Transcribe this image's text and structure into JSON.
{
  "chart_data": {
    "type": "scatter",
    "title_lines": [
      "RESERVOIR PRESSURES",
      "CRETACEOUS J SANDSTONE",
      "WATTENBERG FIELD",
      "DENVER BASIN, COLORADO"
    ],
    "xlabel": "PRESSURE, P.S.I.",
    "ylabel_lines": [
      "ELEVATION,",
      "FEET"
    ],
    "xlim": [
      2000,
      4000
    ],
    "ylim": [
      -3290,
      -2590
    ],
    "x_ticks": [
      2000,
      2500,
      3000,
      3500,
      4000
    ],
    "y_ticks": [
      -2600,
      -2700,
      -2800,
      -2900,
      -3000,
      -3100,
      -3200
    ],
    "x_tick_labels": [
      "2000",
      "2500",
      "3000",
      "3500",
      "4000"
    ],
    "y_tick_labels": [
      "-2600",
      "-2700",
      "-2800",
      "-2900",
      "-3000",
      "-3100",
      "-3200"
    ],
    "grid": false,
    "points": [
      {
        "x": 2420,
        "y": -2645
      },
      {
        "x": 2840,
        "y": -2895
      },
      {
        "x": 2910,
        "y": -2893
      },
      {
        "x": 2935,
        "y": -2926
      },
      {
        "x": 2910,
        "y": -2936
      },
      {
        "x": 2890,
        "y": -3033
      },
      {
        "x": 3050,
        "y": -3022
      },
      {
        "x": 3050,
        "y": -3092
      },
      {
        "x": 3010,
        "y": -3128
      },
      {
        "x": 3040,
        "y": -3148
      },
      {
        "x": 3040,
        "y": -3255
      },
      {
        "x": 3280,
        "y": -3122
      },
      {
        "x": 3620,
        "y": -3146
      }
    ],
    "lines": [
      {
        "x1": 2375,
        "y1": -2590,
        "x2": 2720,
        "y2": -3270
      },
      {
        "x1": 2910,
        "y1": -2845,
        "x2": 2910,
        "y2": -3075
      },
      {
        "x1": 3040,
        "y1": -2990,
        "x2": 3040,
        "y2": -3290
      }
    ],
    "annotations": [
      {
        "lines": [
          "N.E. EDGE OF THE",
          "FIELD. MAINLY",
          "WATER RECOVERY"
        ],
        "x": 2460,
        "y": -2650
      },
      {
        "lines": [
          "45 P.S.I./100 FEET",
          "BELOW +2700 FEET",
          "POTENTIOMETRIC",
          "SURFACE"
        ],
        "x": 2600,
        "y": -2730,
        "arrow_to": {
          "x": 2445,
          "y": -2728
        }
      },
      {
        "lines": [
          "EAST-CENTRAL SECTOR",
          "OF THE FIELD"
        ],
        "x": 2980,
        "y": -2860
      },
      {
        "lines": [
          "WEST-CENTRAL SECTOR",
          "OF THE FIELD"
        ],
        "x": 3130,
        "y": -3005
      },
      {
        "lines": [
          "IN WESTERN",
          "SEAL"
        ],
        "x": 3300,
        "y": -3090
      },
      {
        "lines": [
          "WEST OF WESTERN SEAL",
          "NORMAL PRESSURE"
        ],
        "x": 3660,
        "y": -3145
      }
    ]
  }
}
════════
• **Description of the task**: Search the records above for "SECTOR". Copy each line where it is found.

• **Answer to this problem**:
          "EAST-CENTRAL SECTOR",
          "WEST-CENTRAL SECTOR",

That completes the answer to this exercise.